▸ **Aim of the task**
Every line that holds "ExplorerPatcher" should be shown.

--- Start Record extracts ---

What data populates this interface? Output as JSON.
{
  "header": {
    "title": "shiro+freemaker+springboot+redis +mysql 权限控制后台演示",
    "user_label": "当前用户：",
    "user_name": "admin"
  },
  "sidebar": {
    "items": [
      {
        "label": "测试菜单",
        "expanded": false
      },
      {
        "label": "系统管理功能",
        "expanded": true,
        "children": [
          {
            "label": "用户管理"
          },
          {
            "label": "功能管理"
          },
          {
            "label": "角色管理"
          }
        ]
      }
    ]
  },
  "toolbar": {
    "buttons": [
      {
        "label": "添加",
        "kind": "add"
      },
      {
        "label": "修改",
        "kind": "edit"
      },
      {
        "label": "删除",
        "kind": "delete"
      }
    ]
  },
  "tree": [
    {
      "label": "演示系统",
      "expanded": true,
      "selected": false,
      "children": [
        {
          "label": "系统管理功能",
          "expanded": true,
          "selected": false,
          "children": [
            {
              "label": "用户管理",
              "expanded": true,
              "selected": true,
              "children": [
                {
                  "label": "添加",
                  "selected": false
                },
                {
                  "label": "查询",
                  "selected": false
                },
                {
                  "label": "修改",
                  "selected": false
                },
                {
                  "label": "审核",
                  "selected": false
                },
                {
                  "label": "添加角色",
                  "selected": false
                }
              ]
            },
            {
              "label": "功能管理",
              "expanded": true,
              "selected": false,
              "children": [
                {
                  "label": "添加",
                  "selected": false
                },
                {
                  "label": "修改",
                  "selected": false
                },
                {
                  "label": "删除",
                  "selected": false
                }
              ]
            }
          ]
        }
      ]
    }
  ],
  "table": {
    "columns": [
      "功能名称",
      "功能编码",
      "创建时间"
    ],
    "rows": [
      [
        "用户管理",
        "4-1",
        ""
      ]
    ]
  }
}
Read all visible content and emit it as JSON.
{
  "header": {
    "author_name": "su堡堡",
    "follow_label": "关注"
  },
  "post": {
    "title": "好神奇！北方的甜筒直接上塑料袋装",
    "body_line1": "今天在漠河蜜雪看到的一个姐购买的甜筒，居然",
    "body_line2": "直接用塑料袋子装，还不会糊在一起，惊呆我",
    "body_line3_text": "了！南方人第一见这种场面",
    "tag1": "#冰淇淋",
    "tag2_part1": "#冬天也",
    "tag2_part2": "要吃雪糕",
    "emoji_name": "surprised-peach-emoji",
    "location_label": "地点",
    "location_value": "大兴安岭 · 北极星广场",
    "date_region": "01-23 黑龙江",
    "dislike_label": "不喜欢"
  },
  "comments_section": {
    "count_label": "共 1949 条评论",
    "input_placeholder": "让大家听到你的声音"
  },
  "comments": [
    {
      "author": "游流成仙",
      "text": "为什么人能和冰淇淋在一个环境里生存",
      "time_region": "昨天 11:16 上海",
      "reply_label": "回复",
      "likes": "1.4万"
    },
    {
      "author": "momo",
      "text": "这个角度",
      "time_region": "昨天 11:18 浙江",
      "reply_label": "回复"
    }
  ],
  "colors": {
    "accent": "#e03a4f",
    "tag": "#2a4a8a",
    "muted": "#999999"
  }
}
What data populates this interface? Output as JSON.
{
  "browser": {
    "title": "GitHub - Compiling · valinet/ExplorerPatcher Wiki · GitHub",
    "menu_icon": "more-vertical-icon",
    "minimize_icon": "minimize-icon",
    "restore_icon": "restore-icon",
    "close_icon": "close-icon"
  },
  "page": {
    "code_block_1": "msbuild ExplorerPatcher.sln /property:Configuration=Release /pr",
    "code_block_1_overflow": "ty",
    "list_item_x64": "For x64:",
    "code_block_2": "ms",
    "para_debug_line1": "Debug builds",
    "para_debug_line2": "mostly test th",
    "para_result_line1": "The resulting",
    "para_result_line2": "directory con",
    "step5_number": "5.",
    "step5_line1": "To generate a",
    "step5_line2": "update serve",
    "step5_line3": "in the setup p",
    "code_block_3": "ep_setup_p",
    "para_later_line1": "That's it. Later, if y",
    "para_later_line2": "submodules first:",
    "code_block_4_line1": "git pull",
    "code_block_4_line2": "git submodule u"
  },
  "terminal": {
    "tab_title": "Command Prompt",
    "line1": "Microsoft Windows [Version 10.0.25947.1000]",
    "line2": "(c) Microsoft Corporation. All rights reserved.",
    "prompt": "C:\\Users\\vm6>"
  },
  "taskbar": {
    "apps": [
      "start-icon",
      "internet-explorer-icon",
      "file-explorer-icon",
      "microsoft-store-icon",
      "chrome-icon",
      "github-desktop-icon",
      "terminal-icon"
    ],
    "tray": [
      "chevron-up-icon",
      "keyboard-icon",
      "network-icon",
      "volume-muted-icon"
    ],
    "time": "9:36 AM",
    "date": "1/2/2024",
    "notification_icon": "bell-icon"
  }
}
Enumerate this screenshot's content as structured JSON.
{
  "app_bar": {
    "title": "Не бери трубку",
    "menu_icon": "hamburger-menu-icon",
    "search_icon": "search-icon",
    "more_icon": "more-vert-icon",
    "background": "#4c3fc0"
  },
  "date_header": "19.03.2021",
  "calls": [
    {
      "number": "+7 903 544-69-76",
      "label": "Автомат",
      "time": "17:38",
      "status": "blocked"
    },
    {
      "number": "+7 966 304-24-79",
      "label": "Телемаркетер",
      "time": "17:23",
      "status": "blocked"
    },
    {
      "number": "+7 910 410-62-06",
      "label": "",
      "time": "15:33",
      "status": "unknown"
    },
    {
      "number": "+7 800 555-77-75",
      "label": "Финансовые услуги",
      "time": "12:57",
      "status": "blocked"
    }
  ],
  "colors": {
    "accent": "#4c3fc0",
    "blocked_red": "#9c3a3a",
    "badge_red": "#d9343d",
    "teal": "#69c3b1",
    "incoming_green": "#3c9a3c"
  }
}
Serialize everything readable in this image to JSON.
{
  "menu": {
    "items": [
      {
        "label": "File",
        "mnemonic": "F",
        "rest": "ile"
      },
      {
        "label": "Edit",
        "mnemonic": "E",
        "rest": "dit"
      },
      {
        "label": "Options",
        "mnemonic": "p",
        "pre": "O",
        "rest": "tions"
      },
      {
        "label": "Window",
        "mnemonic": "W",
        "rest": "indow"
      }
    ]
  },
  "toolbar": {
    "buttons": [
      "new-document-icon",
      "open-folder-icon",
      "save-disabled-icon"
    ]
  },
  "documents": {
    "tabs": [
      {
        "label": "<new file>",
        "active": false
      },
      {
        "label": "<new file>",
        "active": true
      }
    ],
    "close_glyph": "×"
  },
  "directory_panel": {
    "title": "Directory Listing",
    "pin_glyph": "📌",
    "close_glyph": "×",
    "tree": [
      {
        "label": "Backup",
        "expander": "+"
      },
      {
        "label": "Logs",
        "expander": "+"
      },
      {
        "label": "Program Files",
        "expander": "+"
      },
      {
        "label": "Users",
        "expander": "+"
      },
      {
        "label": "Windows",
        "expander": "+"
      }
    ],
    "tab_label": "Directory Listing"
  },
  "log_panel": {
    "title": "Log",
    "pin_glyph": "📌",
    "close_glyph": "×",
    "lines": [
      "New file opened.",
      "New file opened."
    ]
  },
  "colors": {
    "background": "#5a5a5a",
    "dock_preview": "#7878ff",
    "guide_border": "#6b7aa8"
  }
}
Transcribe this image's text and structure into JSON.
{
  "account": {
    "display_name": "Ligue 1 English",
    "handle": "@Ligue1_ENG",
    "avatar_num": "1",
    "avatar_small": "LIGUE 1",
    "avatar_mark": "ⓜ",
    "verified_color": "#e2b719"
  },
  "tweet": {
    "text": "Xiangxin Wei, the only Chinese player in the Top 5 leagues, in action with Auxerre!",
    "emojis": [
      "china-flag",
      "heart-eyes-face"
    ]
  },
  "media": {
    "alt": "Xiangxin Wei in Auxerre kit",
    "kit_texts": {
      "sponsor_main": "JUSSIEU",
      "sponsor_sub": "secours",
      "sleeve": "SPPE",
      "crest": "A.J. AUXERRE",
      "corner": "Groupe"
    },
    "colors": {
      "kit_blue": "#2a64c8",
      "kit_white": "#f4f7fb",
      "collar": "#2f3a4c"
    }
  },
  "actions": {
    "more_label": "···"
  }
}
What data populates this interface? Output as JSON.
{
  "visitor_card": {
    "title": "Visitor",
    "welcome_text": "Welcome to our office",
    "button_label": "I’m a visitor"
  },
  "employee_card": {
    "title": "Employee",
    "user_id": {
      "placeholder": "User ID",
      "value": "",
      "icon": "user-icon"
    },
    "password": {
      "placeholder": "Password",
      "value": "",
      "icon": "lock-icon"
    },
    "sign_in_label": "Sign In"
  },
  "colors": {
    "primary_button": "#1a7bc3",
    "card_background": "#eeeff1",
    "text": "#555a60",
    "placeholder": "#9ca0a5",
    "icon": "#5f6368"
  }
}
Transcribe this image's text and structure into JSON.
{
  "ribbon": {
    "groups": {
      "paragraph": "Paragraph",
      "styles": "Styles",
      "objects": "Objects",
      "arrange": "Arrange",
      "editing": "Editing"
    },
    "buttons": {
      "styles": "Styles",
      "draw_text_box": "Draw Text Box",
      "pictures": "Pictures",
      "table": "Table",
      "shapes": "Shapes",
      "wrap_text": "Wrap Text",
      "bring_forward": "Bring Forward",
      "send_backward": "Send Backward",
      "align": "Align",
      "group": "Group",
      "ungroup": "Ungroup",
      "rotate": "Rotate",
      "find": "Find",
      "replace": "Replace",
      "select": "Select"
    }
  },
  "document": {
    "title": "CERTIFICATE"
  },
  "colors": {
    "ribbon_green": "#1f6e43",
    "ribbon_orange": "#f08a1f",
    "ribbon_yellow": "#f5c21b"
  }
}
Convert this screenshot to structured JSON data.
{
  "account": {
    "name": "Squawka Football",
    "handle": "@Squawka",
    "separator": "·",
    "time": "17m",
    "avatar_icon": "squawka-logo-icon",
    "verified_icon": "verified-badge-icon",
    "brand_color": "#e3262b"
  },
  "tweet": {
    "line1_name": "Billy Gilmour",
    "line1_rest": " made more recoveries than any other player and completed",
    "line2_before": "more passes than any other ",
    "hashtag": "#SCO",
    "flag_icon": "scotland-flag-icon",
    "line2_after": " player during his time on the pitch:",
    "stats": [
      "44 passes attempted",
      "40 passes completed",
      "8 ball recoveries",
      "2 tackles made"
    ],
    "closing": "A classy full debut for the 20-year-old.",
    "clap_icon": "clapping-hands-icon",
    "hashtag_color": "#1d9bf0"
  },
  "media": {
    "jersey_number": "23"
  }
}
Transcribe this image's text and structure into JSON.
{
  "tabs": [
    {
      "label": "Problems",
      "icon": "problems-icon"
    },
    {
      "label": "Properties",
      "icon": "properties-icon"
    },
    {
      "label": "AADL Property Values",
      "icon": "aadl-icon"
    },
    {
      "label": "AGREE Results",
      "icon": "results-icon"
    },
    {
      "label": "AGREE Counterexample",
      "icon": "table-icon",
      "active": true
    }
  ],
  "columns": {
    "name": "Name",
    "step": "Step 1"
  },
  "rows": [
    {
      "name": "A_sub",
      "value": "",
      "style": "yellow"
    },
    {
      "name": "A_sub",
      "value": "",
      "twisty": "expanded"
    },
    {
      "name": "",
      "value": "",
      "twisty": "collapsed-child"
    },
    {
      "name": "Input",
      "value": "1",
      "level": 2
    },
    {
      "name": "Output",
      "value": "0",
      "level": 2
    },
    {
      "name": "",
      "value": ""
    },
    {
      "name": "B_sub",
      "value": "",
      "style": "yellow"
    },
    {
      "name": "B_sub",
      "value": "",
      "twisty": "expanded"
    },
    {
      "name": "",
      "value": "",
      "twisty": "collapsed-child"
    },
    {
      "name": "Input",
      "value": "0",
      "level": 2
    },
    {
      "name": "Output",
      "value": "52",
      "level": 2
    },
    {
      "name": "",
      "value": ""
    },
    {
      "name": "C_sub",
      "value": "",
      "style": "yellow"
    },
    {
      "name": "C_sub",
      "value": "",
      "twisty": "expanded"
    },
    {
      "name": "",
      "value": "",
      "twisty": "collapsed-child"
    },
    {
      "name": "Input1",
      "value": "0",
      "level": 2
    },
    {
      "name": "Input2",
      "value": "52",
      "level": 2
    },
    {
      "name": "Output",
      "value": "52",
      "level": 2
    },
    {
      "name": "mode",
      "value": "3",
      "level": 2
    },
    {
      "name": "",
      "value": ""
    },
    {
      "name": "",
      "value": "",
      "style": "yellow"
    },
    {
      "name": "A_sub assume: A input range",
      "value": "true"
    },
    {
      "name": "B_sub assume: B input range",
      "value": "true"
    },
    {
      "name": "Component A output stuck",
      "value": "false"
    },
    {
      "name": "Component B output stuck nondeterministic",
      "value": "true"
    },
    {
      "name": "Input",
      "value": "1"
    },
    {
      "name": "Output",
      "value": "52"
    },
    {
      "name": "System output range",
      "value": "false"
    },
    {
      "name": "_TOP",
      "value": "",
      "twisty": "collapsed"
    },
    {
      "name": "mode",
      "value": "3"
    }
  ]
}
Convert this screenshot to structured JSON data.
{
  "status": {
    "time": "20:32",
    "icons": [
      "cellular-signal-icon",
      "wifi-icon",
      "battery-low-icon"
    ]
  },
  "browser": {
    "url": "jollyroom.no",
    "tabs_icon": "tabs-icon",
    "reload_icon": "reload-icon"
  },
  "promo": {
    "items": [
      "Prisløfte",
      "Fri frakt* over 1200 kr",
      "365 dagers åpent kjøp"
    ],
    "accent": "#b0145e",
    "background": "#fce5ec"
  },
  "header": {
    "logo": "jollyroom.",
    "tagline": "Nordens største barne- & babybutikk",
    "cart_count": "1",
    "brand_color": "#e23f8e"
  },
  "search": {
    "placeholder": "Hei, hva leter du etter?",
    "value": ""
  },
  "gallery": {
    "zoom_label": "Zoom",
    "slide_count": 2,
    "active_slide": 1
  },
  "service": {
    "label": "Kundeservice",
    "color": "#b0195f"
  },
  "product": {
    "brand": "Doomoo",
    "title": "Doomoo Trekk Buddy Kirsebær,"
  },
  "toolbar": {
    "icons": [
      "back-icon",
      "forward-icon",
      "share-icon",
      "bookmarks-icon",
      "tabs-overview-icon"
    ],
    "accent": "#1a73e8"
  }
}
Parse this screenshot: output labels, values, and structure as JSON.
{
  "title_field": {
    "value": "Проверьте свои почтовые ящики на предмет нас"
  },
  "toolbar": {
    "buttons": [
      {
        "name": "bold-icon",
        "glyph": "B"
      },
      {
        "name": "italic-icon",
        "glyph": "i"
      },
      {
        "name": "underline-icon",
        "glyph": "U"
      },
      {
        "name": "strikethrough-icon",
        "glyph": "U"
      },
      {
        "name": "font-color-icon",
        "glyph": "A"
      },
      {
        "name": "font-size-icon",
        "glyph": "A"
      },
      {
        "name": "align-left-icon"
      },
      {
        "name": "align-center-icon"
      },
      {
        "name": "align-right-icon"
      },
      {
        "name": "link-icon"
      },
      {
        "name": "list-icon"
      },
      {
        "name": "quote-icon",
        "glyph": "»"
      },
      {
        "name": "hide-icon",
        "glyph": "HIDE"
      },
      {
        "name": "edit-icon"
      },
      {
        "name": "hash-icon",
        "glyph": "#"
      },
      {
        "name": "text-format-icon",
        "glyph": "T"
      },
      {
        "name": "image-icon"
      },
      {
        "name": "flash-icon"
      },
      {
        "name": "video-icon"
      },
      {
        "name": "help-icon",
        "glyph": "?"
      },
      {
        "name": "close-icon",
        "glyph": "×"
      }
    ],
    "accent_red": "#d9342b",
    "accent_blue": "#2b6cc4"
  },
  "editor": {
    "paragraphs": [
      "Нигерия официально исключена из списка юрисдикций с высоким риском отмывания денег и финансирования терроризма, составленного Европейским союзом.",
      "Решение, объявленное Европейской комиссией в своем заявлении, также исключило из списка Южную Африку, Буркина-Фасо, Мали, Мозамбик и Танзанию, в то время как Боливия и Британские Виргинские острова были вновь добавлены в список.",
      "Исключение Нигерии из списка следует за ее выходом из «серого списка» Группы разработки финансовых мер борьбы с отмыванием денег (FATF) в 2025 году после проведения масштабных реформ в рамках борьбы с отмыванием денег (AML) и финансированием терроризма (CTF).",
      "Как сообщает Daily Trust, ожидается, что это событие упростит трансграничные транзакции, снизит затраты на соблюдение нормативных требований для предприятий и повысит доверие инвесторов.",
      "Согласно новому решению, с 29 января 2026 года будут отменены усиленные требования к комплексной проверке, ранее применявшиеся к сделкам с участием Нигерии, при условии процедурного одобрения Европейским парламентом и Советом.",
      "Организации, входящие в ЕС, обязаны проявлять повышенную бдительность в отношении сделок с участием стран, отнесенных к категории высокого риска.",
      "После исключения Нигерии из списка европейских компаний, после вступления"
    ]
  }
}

--- End Record extracts ---

▸ **Full answer**
    "title": "GitHub - Compiling · valinet/ExplorerPatcher Wiki · GitHub",
    "code_block_1": "msbuild ExplorerPatcher.sln /property:Configuration=Release /pr",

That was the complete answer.